◆ The input:
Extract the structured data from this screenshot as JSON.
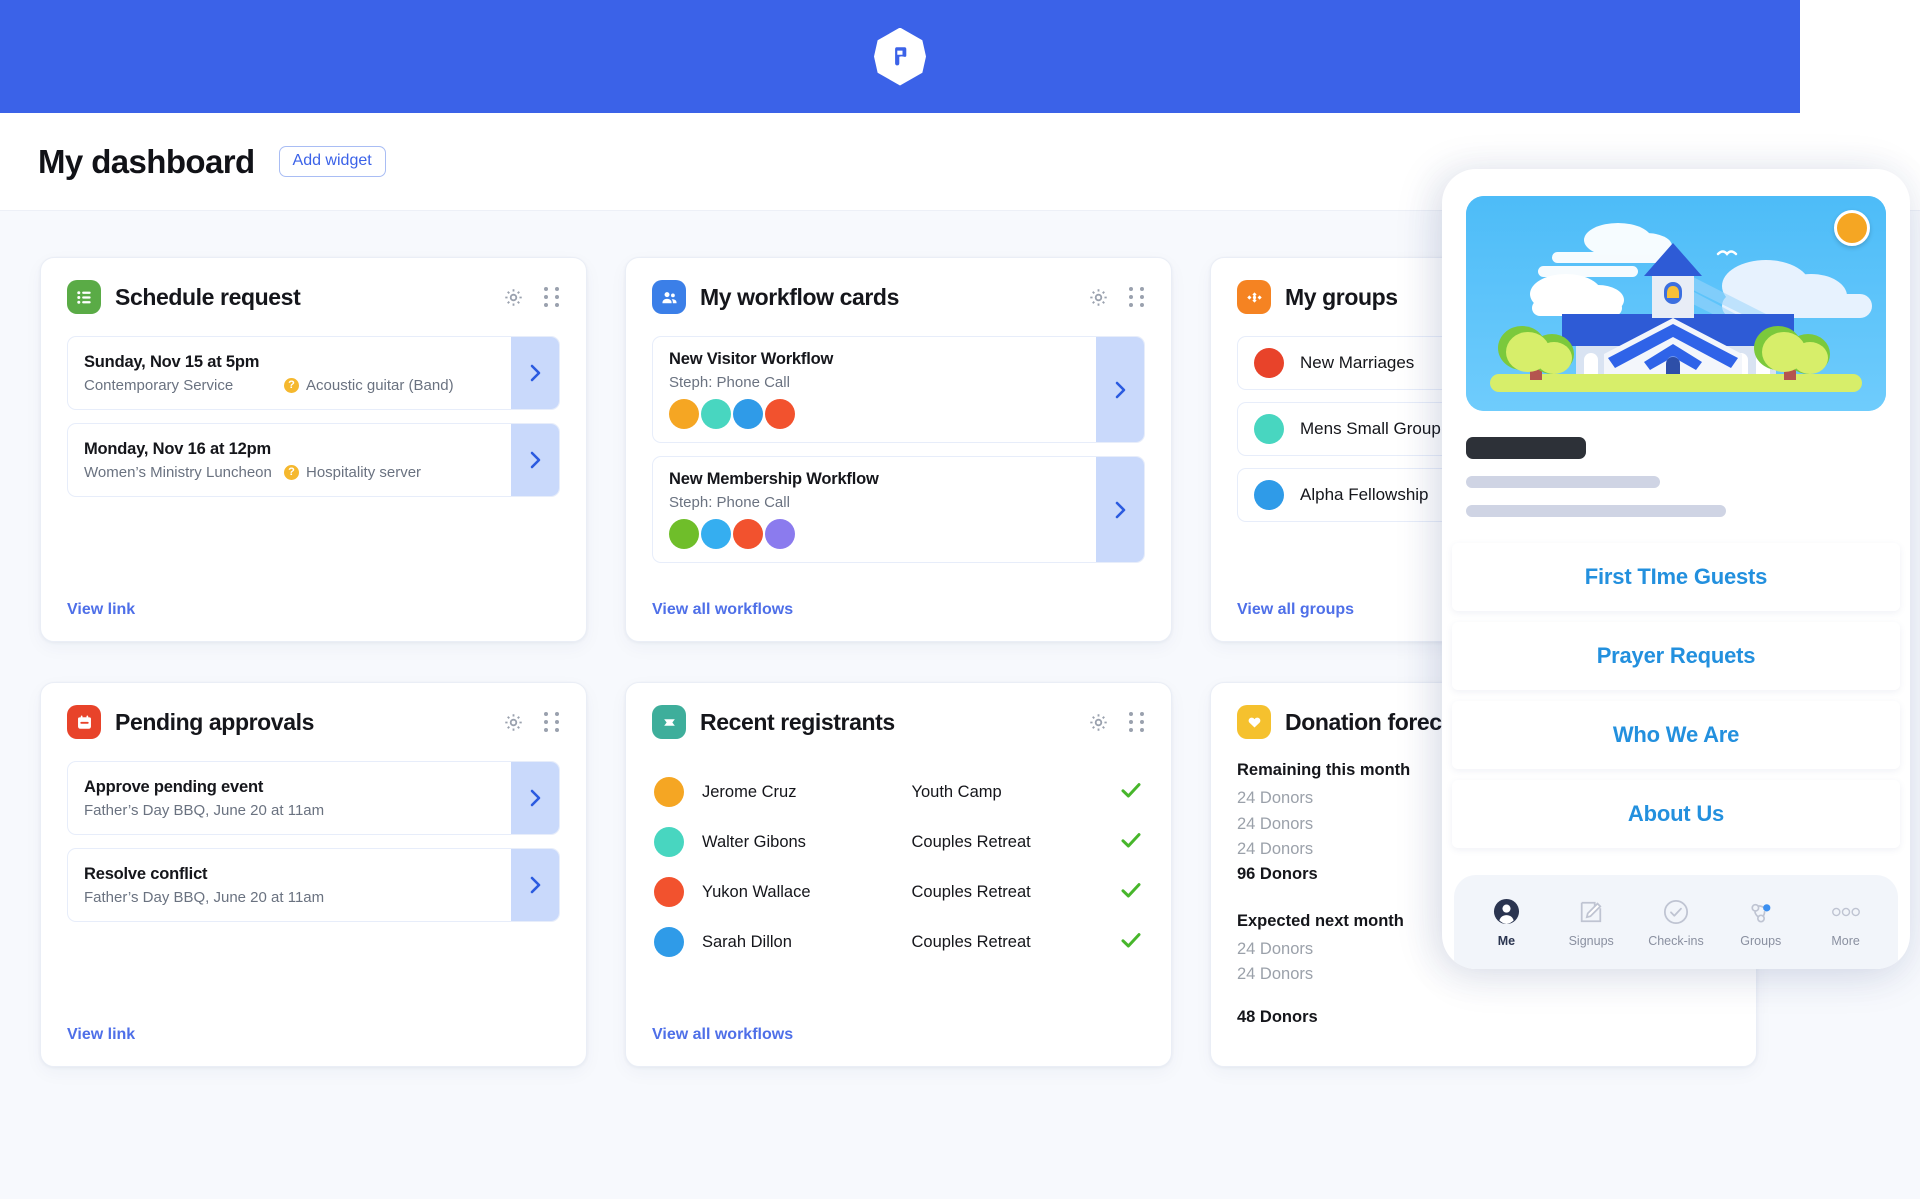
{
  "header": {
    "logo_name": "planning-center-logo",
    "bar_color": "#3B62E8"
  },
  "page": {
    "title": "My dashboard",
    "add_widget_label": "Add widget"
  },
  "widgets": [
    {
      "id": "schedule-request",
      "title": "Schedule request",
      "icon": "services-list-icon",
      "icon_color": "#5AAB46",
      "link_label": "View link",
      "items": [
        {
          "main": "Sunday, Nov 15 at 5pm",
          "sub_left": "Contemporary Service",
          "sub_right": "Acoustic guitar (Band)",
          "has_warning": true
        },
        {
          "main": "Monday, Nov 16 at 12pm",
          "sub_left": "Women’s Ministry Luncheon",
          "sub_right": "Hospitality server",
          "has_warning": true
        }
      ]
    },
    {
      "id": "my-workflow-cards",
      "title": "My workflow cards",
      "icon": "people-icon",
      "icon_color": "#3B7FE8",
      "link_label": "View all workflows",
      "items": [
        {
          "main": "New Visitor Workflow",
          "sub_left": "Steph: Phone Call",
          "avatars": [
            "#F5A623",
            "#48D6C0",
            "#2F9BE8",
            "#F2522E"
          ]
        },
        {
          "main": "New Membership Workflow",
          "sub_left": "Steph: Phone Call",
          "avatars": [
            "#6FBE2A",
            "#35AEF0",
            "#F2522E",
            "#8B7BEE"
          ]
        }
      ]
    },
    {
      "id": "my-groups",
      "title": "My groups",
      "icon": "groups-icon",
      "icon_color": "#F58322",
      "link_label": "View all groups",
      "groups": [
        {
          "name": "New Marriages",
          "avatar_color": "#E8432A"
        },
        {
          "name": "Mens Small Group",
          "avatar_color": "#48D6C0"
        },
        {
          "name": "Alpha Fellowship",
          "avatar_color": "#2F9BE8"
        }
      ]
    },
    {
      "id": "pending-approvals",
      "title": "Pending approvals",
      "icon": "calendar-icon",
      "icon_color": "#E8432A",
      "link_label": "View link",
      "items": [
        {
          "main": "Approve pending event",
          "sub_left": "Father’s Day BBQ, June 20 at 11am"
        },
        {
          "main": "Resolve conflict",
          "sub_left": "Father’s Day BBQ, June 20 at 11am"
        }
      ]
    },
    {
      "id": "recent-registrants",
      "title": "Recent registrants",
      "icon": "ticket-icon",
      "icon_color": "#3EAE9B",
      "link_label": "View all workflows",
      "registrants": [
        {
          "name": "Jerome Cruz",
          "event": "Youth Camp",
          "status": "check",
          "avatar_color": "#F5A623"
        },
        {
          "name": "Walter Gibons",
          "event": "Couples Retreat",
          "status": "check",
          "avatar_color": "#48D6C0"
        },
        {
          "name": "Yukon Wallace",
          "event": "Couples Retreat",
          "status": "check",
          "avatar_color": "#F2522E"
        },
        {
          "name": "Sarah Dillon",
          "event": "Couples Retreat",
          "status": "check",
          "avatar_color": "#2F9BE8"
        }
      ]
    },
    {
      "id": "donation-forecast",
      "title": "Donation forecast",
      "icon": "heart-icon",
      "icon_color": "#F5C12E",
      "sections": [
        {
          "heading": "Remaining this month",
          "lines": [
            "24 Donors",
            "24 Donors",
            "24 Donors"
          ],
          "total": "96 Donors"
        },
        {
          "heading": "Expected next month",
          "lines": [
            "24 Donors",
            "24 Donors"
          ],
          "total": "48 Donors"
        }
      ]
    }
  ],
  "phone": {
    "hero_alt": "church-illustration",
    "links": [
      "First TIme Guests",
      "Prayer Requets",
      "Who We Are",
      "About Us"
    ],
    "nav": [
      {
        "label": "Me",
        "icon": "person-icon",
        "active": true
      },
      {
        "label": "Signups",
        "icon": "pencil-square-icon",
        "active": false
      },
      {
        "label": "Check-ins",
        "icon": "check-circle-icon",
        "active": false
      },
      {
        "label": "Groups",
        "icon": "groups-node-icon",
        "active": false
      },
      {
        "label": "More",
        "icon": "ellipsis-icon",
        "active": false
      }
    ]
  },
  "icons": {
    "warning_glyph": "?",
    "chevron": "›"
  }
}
--
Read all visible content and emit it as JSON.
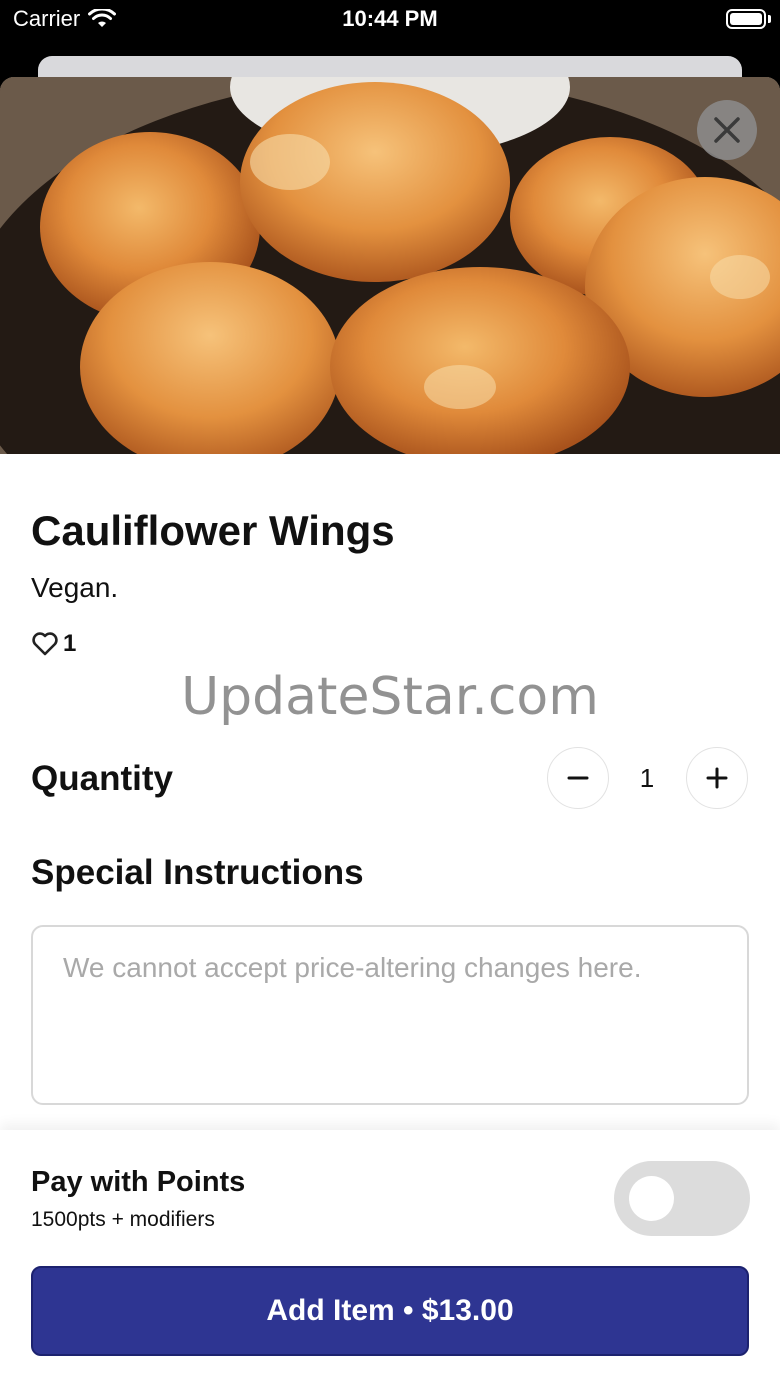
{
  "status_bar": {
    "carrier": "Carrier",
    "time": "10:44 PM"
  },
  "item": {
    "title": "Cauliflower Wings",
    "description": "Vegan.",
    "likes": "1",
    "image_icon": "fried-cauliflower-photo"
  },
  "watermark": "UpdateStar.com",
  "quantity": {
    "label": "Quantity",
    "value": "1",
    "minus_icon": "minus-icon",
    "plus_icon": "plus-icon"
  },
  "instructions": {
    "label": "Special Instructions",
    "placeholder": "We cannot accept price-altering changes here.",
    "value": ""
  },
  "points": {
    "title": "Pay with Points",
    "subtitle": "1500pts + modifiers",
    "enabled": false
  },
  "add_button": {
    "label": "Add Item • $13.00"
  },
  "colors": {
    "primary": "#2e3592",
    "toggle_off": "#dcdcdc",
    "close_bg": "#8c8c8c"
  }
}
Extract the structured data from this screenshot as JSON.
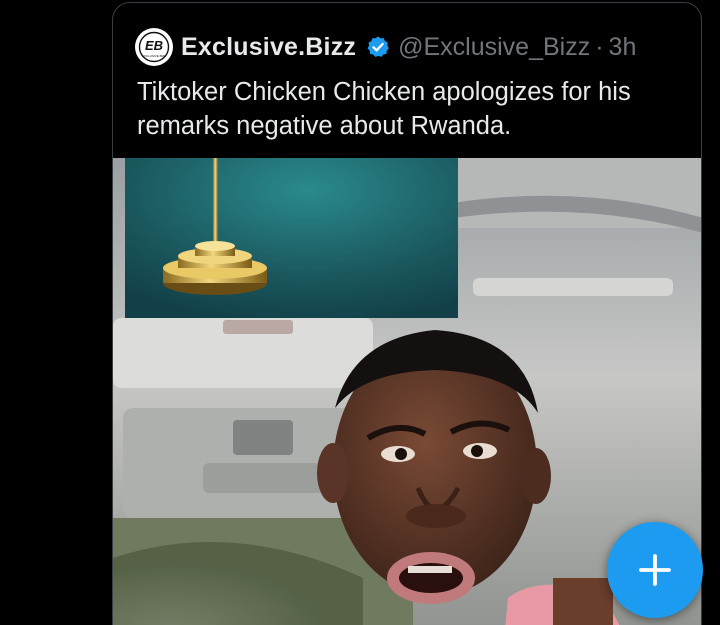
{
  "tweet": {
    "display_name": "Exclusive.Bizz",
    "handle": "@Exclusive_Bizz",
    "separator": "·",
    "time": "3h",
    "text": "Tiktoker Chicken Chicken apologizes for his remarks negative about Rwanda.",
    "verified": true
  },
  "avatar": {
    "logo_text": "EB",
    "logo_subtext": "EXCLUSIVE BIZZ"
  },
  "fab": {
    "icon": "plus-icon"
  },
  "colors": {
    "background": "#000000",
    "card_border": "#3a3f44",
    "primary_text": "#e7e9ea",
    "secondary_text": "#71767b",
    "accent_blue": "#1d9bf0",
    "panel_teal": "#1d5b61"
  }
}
* * *
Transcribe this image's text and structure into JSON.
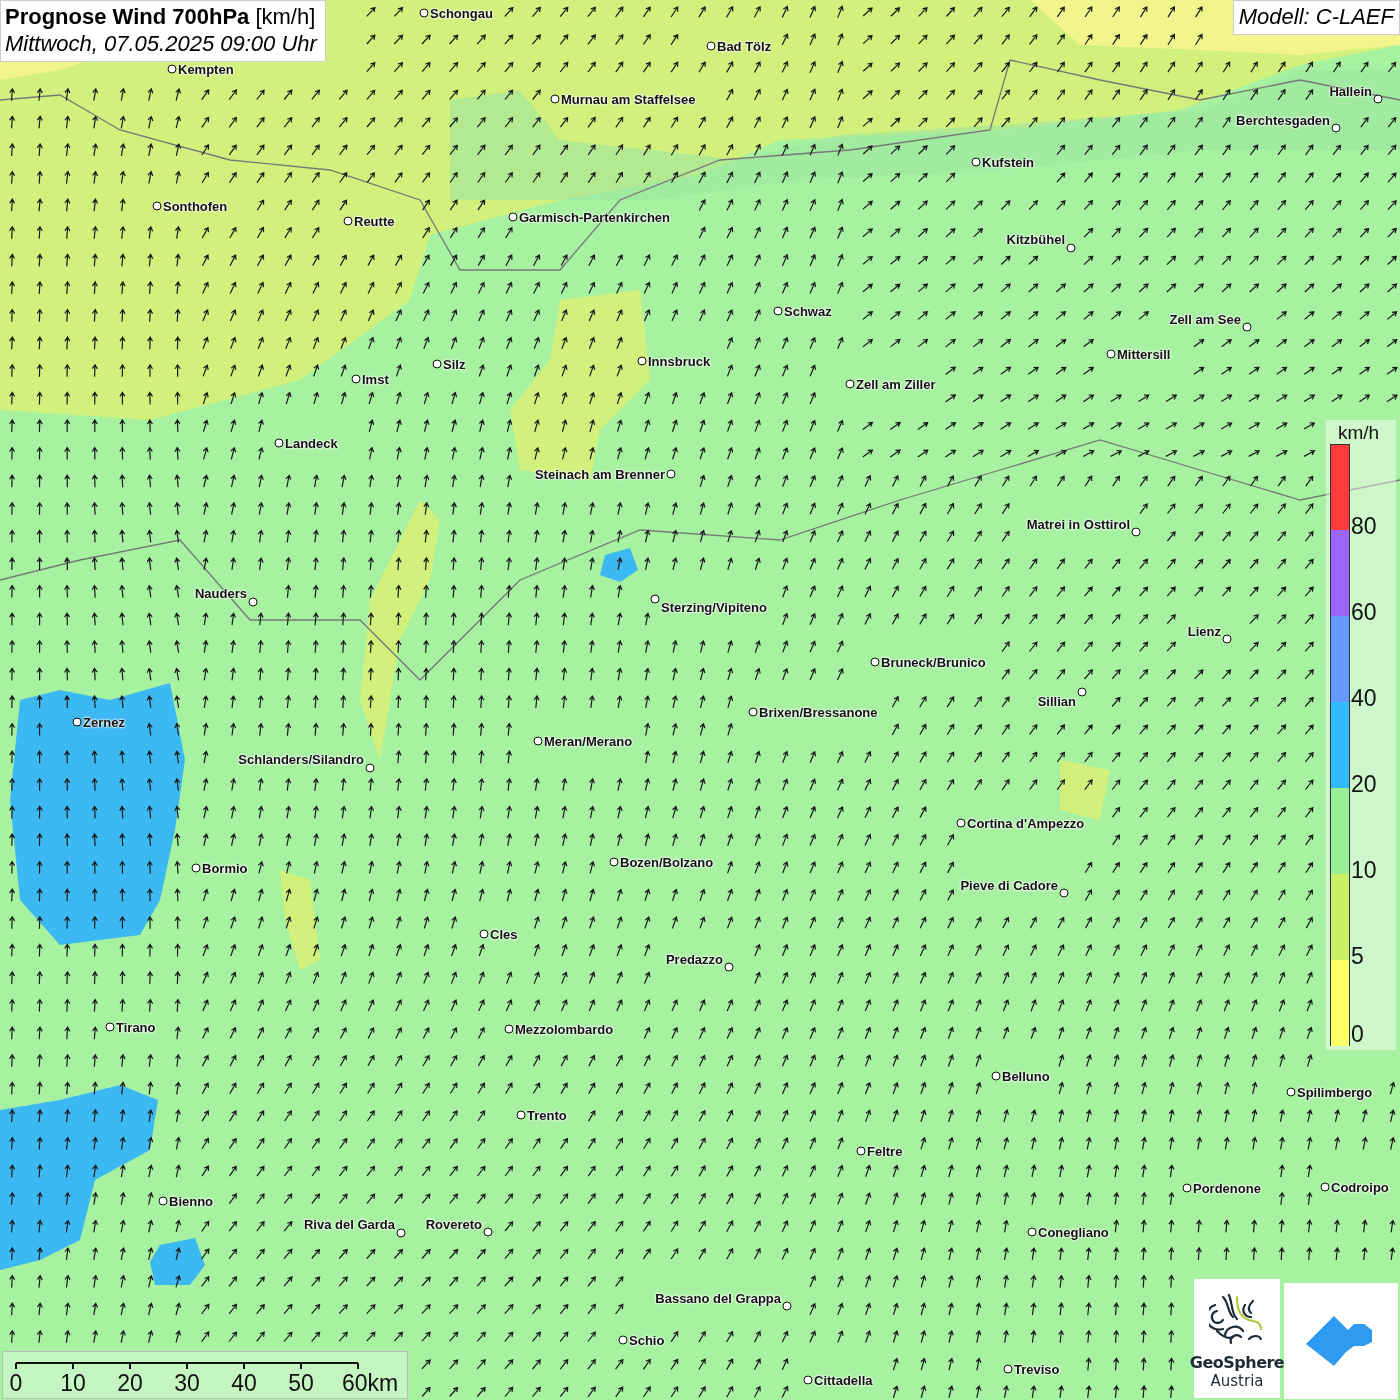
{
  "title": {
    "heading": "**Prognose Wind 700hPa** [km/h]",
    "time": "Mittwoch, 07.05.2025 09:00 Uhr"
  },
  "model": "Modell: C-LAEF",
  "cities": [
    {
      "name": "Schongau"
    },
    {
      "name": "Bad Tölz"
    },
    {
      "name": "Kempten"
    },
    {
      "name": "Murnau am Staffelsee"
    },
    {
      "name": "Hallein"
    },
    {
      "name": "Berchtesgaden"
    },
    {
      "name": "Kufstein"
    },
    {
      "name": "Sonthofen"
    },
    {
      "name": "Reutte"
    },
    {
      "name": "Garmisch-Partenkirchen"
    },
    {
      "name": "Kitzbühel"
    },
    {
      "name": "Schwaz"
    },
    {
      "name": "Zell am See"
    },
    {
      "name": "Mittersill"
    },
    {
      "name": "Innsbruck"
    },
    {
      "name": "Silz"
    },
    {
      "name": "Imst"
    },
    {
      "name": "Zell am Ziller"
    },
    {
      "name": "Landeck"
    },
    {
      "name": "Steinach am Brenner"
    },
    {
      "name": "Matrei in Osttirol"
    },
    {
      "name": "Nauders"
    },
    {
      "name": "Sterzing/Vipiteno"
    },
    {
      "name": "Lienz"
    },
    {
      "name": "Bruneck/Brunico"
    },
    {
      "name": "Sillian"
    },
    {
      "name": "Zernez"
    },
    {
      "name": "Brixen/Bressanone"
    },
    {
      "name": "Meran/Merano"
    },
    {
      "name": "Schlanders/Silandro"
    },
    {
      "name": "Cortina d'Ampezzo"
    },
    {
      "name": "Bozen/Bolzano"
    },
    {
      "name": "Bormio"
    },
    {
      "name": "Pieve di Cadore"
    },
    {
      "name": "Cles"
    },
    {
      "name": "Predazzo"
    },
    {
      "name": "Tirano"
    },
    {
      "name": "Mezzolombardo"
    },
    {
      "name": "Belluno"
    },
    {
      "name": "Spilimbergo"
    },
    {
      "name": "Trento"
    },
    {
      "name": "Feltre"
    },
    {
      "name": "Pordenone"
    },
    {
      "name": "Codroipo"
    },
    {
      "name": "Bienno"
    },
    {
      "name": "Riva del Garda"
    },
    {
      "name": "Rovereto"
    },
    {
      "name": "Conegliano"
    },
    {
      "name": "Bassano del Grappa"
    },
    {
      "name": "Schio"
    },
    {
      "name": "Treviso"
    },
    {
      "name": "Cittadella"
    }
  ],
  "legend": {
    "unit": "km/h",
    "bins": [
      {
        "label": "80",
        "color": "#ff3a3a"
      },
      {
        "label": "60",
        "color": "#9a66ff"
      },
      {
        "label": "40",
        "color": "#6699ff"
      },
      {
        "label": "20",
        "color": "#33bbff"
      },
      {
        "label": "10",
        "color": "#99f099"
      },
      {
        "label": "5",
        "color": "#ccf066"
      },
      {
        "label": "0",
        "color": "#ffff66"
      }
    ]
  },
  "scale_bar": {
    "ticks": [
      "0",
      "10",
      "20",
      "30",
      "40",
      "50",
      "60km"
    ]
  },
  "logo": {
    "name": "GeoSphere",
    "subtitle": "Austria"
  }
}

◆ Written exercise: Locate the word "cards" in the data above. Copy every line carrying it.

◆ Exercise output:
      "id": "my-workflow-cards",
      "title": "My workflow cards",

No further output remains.